● REQUIREMENT: Spot every line with the word "ylabel" and return it.

● MATERIAL:
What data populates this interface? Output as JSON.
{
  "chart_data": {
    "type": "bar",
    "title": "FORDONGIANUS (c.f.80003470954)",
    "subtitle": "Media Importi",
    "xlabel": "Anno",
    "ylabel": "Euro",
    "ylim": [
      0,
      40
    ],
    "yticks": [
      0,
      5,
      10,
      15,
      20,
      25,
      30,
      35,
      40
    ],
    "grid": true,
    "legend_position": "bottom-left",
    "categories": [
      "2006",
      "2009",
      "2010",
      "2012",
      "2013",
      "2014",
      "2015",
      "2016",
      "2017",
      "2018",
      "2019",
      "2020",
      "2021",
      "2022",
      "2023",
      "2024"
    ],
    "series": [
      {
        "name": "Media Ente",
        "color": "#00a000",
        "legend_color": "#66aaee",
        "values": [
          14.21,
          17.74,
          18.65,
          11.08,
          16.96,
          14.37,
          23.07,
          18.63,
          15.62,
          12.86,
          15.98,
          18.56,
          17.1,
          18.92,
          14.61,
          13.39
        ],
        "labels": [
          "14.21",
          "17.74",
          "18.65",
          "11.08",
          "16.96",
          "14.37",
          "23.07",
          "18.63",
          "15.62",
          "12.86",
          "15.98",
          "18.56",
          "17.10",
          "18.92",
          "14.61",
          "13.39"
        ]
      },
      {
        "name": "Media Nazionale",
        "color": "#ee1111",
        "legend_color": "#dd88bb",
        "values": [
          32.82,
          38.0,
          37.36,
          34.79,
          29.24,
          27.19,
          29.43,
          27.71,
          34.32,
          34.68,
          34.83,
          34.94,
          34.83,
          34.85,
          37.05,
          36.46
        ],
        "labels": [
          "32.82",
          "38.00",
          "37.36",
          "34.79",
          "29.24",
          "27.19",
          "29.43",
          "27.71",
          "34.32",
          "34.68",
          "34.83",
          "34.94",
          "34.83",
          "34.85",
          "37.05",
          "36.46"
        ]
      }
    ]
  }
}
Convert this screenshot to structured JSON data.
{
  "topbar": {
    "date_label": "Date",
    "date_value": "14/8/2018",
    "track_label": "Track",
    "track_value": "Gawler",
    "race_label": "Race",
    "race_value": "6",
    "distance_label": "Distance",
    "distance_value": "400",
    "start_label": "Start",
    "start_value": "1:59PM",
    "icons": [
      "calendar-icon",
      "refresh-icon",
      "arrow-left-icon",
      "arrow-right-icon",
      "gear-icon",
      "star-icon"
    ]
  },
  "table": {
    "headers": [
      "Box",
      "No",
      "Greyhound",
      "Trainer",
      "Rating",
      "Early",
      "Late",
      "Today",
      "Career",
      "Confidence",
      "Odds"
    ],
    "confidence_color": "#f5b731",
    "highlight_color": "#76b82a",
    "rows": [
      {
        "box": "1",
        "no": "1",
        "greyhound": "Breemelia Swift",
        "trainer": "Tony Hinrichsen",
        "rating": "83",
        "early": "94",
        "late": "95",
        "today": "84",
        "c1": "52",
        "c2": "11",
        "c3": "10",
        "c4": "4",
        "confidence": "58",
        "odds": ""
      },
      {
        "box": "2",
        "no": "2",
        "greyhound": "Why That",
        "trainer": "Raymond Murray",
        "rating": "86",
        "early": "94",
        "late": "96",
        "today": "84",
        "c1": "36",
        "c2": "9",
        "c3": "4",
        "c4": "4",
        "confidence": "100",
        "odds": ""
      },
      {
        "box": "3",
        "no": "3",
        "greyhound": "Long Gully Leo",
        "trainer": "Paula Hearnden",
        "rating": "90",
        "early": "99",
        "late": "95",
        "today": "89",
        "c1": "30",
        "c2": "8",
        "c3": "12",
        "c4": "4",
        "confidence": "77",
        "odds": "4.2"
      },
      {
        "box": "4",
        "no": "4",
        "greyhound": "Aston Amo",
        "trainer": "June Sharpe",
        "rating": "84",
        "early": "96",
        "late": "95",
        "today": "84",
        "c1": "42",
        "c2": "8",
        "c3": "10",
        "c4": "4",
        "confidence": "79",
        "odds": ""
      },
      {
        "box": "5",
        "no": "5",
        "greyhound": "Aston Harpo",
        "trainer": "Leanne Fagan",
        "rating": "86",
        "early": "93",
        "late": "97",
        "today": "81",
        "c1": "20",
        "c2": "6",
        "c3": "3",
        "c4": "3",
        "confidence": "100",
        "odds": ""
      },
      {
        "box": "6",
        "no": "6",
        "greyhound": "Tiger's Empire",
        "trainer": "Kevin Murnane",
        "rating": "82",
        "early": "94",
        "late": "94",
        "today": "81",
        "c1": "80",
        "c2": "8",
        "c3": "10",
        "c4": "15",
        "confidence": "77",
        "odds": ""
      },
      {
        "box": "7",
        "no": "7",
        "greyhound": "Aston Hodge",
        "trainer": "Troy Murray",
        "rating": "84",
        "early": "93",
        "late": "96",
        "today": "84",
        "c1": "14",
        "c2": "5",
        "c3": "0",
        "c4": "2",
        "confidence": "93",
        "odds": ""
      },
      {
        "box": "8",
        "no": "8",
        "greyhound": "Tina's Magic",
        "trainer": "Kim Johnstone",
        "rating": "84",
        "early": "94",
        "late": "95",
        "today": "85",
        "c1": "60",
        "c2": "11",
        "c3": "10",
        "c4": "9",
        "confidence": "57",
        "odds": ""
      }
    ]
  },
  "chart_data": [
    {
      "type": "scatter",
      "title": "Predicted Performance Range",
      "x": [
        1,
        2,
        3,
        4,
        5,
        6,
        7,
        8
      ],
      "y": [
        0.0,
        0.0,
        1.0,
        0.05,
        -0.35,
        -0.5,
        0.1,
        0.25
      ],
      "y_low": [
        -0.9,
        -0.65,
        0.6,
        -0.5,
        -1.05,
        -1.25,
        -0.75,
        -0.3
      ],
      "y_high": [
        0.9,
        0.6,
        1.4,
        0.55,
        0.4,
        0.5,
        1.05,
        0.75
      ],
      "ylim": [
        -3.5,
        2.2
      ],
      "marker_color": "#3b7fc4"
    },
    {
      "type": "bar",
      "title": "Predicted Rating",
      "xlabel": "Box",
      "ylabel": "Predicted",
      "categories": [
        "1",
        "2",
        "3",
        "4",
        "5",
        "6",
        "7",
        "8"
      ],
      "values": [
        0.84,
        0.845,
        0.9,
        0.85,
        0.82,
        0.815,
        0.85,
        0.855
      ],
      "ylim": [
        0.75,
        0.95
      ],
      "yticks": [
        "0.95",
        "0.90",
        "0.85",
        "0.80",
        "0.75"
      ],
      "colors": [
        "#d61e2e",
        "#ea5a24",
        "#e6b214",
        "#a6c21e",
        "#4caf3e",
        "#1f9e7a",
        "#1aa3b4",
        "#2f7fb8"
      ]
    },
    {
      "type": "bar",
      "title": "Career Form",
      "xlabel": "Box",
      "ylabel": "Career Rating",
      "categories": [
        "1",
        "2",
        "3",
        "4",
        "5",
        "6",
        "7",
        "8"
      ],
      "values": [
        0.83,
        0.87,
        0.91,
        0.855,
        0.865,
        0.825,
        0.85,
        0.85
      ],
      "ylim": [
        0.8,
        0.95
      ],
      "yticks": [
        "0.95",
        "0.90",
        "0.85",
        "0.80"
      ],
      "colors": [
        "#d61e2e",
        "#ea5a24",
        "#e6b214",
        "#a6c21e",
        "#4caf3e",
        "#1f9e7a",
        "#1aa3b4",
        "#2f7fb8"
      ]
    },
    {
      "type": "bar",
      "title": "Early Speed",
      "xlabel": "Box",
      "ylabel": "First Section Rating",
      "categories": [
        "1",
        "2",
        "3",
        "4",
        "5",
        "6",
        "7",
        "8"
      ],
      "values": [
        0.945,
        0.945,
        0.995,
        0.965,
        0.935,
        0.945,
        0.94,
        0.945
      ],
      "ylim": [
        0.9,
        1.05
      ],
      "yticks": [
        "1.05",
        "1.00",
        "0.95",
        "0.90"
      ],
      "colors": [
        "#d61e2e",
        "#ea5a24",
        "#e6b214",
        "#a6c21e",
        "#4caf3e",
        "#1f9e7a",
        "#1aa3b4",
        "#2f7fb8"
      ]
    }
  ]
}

● SOLVED EXERCISE:
    "ylabel": "Euro",
      "ylabel": "Predicted",
      "ylabel": "Career Rating",
      "ylabel": "First Section Rating",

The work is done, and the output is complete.